#### SUPPLIED DATA ####

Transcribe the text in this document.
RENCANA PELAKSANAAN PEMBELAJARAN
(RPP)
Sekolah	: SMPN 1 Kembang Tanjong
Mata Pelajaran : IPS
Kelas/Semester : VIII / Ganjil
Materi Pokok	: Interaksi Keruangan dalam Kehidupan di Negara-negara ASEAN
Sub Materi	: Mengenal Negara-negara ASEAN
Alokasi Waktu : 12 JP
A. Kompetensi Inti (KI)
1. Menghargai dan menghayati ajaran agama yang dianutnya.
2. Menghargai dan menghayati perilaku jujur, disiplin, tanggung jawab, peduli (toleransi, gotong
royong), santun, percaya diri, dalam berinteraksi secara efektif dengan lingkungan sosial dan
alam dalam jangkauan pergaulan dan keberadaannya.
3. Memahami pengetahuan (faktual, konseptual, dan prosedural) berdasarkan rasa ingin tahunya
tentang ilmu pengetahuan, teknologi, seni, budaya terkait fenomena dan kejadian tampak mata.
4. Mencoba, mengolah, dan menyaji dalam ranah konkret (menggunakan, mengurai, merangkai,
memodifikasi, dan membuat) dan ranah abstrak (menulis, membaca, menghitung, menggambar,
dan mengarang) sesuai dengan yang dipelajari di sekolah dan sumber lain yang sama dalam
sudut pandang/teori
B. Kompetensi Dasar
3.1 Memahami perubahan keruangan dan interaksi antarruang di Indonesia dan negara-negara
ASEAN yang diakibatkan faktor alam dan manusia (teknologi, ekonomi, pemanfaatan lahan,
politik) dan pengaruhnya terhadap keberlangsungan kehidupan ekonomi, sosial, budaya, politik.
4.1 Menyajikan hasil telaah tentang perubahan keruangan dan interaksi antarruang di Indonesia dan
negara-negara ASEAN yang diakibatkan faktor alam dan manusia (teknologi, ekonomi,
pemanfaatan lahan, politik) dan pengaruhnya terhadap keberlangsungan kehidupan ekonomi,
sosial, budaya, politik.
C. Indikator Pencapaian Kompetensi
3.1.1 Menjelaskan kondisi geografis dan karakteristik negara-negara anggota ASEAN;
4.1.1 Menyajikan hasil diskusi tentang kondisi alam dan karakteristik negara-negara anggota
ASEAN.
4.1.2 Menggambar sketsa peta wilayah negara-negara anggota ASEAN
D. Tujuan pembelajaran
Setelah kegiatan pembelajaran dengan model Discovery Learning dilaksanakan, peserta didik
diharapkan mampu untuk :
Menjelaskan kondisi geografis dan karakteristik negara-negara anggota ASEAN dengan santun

####

§ WHAT IS ASKED
Pull out every line in the data above that has the word "Menyajikan".

§ TASK RESPONSE
4.1 Menyajikan hasil telaah tentang perubahan keruangan dan interaksi antarruang di Indonesia dan
4.1.1 Menyajikan hasil diskusi tentang kondisi alam dan karakteristik negara-negara anggota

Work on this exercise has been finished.